» Your objective
Return the lines below word for word, leaving out the pictures.

» Stored records
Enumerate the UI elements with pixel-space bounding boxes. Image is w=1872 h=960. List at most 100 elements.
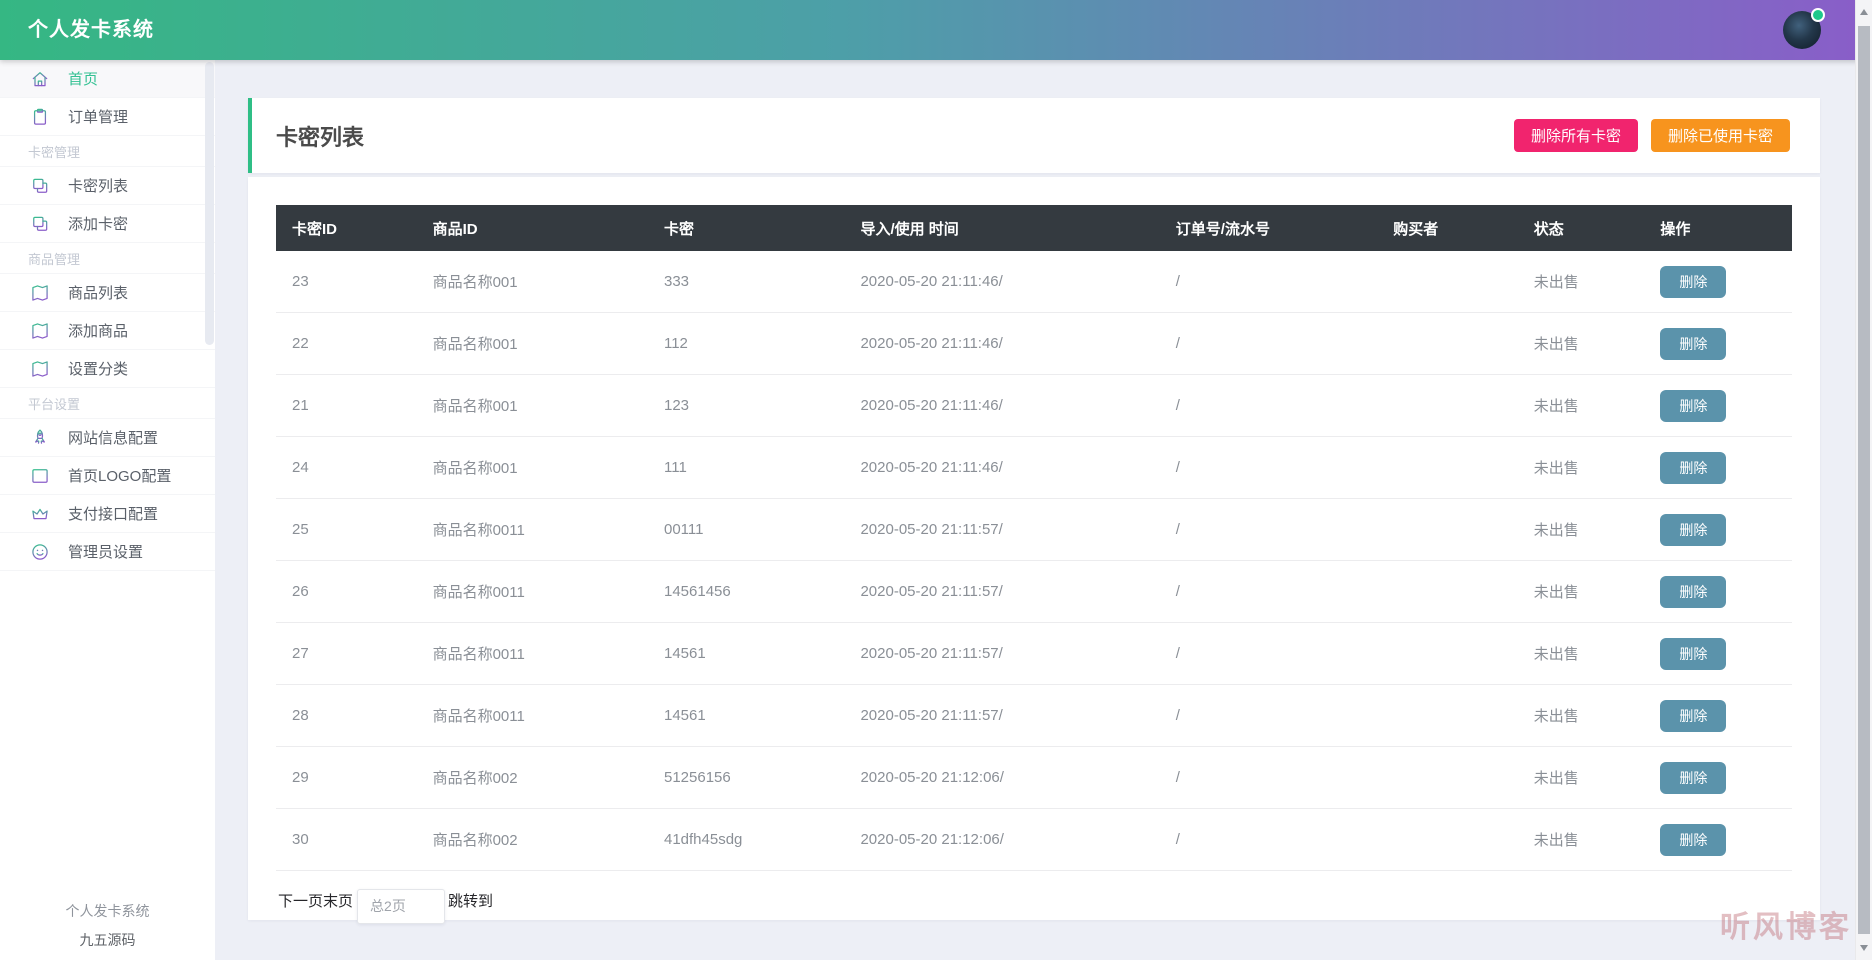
table-row: 29 商品名称002 51256156 2020-05-20 21:12:06// 未出… (276, 746, 1792, 809)
delete-button[interactable]: 删除 (1660, 451, 1727, 484)
scrollbar-down-arrow-icon[interactable] (1856, 940, 1872, 956)
cell-status: 未出售 (1517, 622, 1645, 685)
next-page-link[interactable]: 下一页 (278, 892, 324, 910)
delete-button[interactable]: 删除 (1660, 761, 1727, 794)
sidebar-item-label: 支付接口配置 (68, 506, 159, 523)
column-header: 购买者 (1377, 205, 1518, 251)
section-label-text: 商品管理 (28, 251, 81, 267)
delete-button[interactable]: 删除 (1660, 327, 1727, 360)
table-row: 26 商品名称0011 14561456 2020-05-20 21:11:57// 未… (276, 560, 1792, 623)
cell-action: 删除 (1644, 808, 1792, 871)
cell-buyer (1377, 746, 1518, 809)
cell-product: 商品名称0011 (416, 622, 648, 685)
page-actions: 删除所有卡密 删除已使用卡密 (1513, 119, 1790, 152)
cell-order: / (1159, 808, 1378, 871)
home-icon (30, 69, 50, 89)
cell-product: 商品名称0011 (416, 684, 648, 747)
crown-icon (30, 504, 50, 524)
cell-status: 未出售 (1517, 808, 1645, 871)
copy-icon (30, 214, 50, 234)
card-list-table: 卡密ID 商品ID 卡密 导入/使用 时间 订单号/流水号 购买者 状态 操作 23 商品名称0… (276, 205, 1792, 871)
book-icon (30, 283, 50, 303)
sidebar-menu: 首页订单管理卡密管理卡密列表添加卡密商品管理商品列表 添加商品 设置分类 平台设置 网站… (0, 60, 215, 571)
jump-to-label: 跳转到 (448, 892, 494, 910)
page-scrollbar[interactable] (1855, 0, 1872, 960)
cell-order: / (1159, 560, 1378, 623)
avatar[interactable] (1783, 8, 1825, 49)
sidebar-item[interactable]: 卡密列表 (0, 167, 215, 205)
sidebar-item[interactable]: 商品列表 (0, 274, 215, 312)
cell-order: / (1159, 498, 1378, 561)
table-row: 23 商品名称001 333 2020-05-20 21:11:46// 未出售 删除 (276, 251, 1792, 313)
scrollbar-thumb[interactable] (1858, 26, 1870, 934)
cell-buyer (1377, 312, 1518, 375)
sidebar-item[interactable]: 首页 (0, 60, 215, 98)
sidebar-item-label: 首页LOGO配置 (68, 468, 172, 485)
column-header: 订单号/流水号 (1159, 205, 1378, 251)
cell-id: 30 (276, 808, 417, 871)
table-row: 27 商品名称0011 14561 2020-05-20 21:11:57// 未出售删… (276, 622, 1792, 685)
cell-id: 28 (276, 684, 417, 747)
cell-time: 2020-05-20 21:11:57/ (844, 622, 1160, 685)
cell-time: 2020-05-20 21:11:57/ (844, 684, 1160, 747)
sidebar-item[interactable]: 网站信息配置 (0, 419, 215, 457)
footer-app-name: 个人发卡系统 (65, 903, 150, 919)
smiley-icon (30, 542, 50, 562)
last-page-link[interactable]: 末页 (323, 892, 354, 910)
sidebar-item[interactable]: 管理员设置 (0, 533, 215, 571)
cell-card: 51256156 (647, 746, 845, 809)
cell-product: 商品名称002 (416, 808, 648, 871)
cell-order: / (1159, 746, 1378, 809)
sidebar-item-label: 添加卡密 (68, 216, 129, 233)
cell-card: 333 (647, 251, 845, 313)
table-row: 22 商品名称001 112 2020-05-20 21:11:46// 未出售 删除 (276, 312, 1792, 375)
page-jump-input[interactable] (357, 888, 446, 924)
scrollbar-up-arrow-icon[interactable] (1856, 4, 1872, 20)
cell-status: 未出售 (1517, 684, 1645, 747)
clipboard-icon (30, 107, 50, 127)
sidebar-item[interactable]: 支付接口配置 (0, 495, 215, 533)
cell-card: 14561456 (647, 560, 845, 623)
table-row: 30 商品名称002 41dfh45sdg 2020-05-20 21:12:06//… (276, 808, 1792, 871)
cell-time: 2020-05-20 21:11:46/ (844, 312, 1160, 375)
sidebar-item[interactable]: 设置分类 (0, 350, 215, 388)
cell-action: 删除 (1644, 436, 1792, 499)
book-icon (30, 321, 50, 341)
delete-button[interactable]: 删除 (1660, 575, 1727, 608)
delete-button[interactable]: 删除 (1660, 637, 1727, 670)
cell-action: 删除 (1644, 251, 1792, 313)
cell-status: 未出售 (1517, 436, 1645, 499)
delete-button[interactable]: 删除 (1660, 513, 1727, 546)
cell-time: 2020-05-20 21:11:57/ (844, 560, 1160, 623)
delete-button[interactable]: 删除 (1660, 823, 1727, 856)
cell-action: 删除 (1644, 498, 1792, 561)
delete-used-cards-button[interactable]: 删除已使用卡密 (1650, 119, 1790, 152)
cell-time: 2020-05-20 21:11:46/ (844, 374, 1160, 437)
app-title: 个人发卡系统 (28, 19, 154, 41)
delete-button[interactable]: 删除 (1660, 389, 1727, 422)
footer-vendor-name: 九五源码 (79, 932, 136, 948)
sidebar-section-label: 平台设置 (0, 388, 215, 419)
cell-id: 25 (276, 498, 417, 561)
delete-button[interactable]: 删除 (1660, 265, 1727, 298)
delete-all-cards-button[interactable]: 删除所有卡密 (1513, 119, 1638, 152)
sidebar-section-label: 卡密管理 (0, 136, 215, 167)
cell-time: 2020-05-20 21:12:06/ (844, 808, 1160, 871)
table-row: 21 商品名称001 123 2020-05-20 21:11:46// 未出售 删除 (276, 374, 1792, 437)
page-title: 卡密列表 (276, 124, 365, 150)
cell-product: 商品名称001 (416, 251, 648, 313)
cell-status: 未出售 (1517, 312, 1645, 375)
delete-button[interactable]: 删除 (1660, 699, 1727, 732)
sidebar-item[interactable]: 添加卡密 (0, 205, 215, 243)
sidebar-item[interactable]: 订单管理 (0, 98, 215, 136)
cell-buyer (1377, 251, 1518, 313)
sidebar-item-label: 卡密列表 (68, 178, 129, 195)
sidebar-item-label: 订单管理 (68, 109, 129, 126)
cell-order: / (1159, 312, 1378, 375)
sidebar-item[interactable]: 首页LOGO配置 (0, 457, 215, 495)
column-header: 卡密 (647, 205, 845, 251)
sidebar-scrollbar-thumb[interactable] (205, 62, 214, 345)
sidebar-item[interactable]: 添加商品 (0, 312, 215, 350)
cell-action: 删除 (1644, 746, 1792, 809)
cell-order: / (1159, 374, 1378, 437)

» Result of this task
Enumerate the UI elements with pixel-space bounding boxes. Image is w=1872 h=960. List at most 100 elements.
table-row: 29 商品名称002 51256156 2020-05-20 21:12:06// 未出… (276, 746, 1792, 809)
delete-button[interactable]: 删除 (1660, 451, 1727, 484)
scrollbar-down-arrow-icon[interactable] (1856, 940, 1872, 956)
cell-status: 未出售 (1517, 622, 1645, 685)
next-page-link[interactable]: 下一页 (278, 892, 324, 910)
delete-button[interactable]: 删除 (1660, 761, 1727, 794)
sidebar-item-label: 支付接口配置 (68, 506, 159, 523)
column-header: 购买者 (1377, 205, 1518, 251)
section-label-text: 商品管理 (28, 251, 81, 267)
delete-button[interactable]: 删除 (1660, 327, 1727, 360)
table-row: 26 商品名称0011 14561456 2020-05-20 21:11:57// 未… (276, 560, 1792, 623)
cell-action: 删除 (1644, 808, 1792, 871)
cell-buyer (1377, 746, 1518, 809)
cell-product: 商品名称0011 (416, 622, 648, 685)
page-actions: 删除所有卡密 删除已使用卡密 (1513, 119, 1790, 152)
cell-order: / (1159, 808, 1378, 871)
home-icon (30, 69, 50, 89)
cell-product: 商品名称0011 (416, 684, 648, 747)
crown-icon (30, 504, 50, 524)
cell-status: 未出售 (1517, 808, 1645, 871)
copy-icon (30, 214, 50, 234)
card-list-table: 卡密ID 商品ID 卡密 导入/使用 时间 订单号/流水号 购买者 状态 操作 23 商品名称0… (276, 205, 1792, 871)
book-icon (30, 283, 50, 303)
sidebar-menu: 首页订单管理卡密管理卡密列表添加卡密商品管理商品列表 添加商品 设置分类 平台设置 网站… (0, 60, 215, 571)
jump-to-label: 跳转到 (448, 892, 494, 910)
page-scrollbar[interactable] (1855, 0, 1872, 960)
cell-order: / (1159, 560, 1378, 623)
avatar[interactable] (1783, 8, 1825, 49)
sidebar-item[interactable]: 卡密列表 (0, 167, 215, 205)
sidebar-item[interactable]: 商品列表 (0, 274, 215, 312)
cell-order: / (1159, 498, 1378, 561)
table-row: 23 商品名称001 333 2020-05-20 21:11:46// 未出售 删除 (276, 251, 1792, 313)
scrollbar-thumb[interactable] (1858, 26, 1870, 934)
cell-buyer (1377, 312, 1518, 375)
sidebar-item[interactable]: 首页 (0, 60, 215, 98)
sidebar-item-label: 首页LOGO配置 (68, 468, 172, 485)
column-header: 订单号/流水号 (1159, 205, 1378, 251)
cell-id: 30 (276, 808, 417, 871)
table-row: 27 商品名称0011 14561 2020-05-20 21:11:57// 未出售删… (276, 622, 1792, 685)
cell-id: 28 (276, 684, 417, 747)
cell-time: 2020-05-20 21:11:57/ (844, 622, 1160, 685)
cell-time: 2020-05-20 21:11:57/ (844, 684, 1160, 747)
sidebar-item[interactable]: 网站信息配置 (0, 419, 215, 457)
footer-app-name: 个人发卡系统 (65, 903, 150, 919)
smiley-icon (30, 542, 50, 562)
last-page-link[interactable]: 末页 (323, 892, 354, 910)
sidebar-item[interactable]: 管理员设置 (0, 533, 215, 571)
cell-card: 51256156 (647, 746, 845, 809)
cell-product: 商品名称002 (416, 808, 648, 871)
cell-order: / (1159, 746, 1378, 809)
sidebar-item-label: 添加卡密 (68, 216, 129, 233)
cell-card: 333 (647, 251, 845, 313)
table-row: 22 商品名称001 112 2020-05-20 21:11:46// 未出售 删除 (276, 312, 1792, 375)
page-jump-input[interactable] (357, 888, 446, 924)
scrollbar-up-arrow-icon[interactable] (1856, 4, 1872, 20)
cell-status: 未出售 (1517, 684, 1645, 747)
clipboard-icon (30, 107, 50, 127)
sidebar-item[interactable]: 支付接口配置 (0, 495, 215, 533)
cell-card: 14561456 (647, 560, 845, 623)
table-row: 30 商品名称002 41dfh45sdg 2020-05-20 21:12:06//… (276, 808, 1792, 871)
cell-time: 2020-05-20 21:11:46/ (844, 312, 1160, 375)
sidebar-item[interactable]: 设置分类 (0, 350, 215, 388)
cell-action: 删除 (1644, 436, 1792, 499)
book-icon (30, 321, 50, 341)
delete-button[interactable]: 删除 (1660, 575, 1727, 608)
delete-button[interactable]: 删除 (1660, 637, 1727, 670)
cell-action: 删除 (1644, 251, 1792, 313)
cell-status: 未出售 (1517, 436, 1645, 499)
delete-button[interactable]: 删除 (1660, 513, 1727, 546)
cell-time: 2020-05-20 21:11:57/ (844, 560, 1160, 623)
delete-button[interactable]: 删除 (1660, 823, 1727, 856)
cell-action: 删除 (1644, 498, 1792, 561)
delete-used-cards-button[interactable]: 删除已使用卡密 (1650, 119, 1790, 152)
cell-time: 2020-05-20 21:11:46/ (844, 374, 1160, 437)
app-title: 个人发卡系统 (28, 19, 154, 41)
delete-button[interactable]: 删除 (1660, 389, 1727, 422)
footer-vendor-name: 九五源码 (79, 932, 136, 948)
sidebar-section-label: 平台设置 (0, 388, 215, 419)
cell-id: 25 (276, 498, 417, 561)
delete-button[interactable]: 删除 (1660, 265, 1727, 298)
delete-all-cards-button[interactable]: 删除所有卡密 (1513, 119, 1638, 152)
sidebar-section-label: 卡密管理 (0, 136, 215, 167)
cell-time: 2020-05-20 21:12:06/ (844, 808, 1160, 871)
table-row: 21 商品名称001 123 2020-05-20 21:11:46// 未出售 删除 (276, 374, 1792, 437)
page-title: 卡密列表 (276, 124, 365, 150)
cell-product: 商品名称001 (416, 251, 648, 313)
cell-status: 未出售 (1517, 312, 1645, 375)
delete-button[interactable]: 删除 (1660, 699, 1727, 732)
sidebar-item[interactable]: 添加卡密 (0, 205, 215, 243)
sidebar-item[interactable]: 订单管理 (0, 98, 215, 136)
cell-buyer (1377, 251, 1518, 313)
sidebar-item-label: 卡密列表 (68, 178, 129, 195)
sidebar-item-label: 订单管理 (68, 109, 129, 126)
cell-order: / (1159, 312, 1378, 375)
sidebar-item[interactable]: 首页LOGO配置 (0, 457, 215, 495)
column-header: 卡密 (647, 205, 845, 251)
sidebar-scrollbar-thumb[interactable] (205, 62, 214, 345)
sidebar-item[interactable]: 添加商品 (0, 312, 215, 350)
cell-action: 删除 (1644, 746, 1792, 809)
cell-order: / (1159, 374, 1378, 437)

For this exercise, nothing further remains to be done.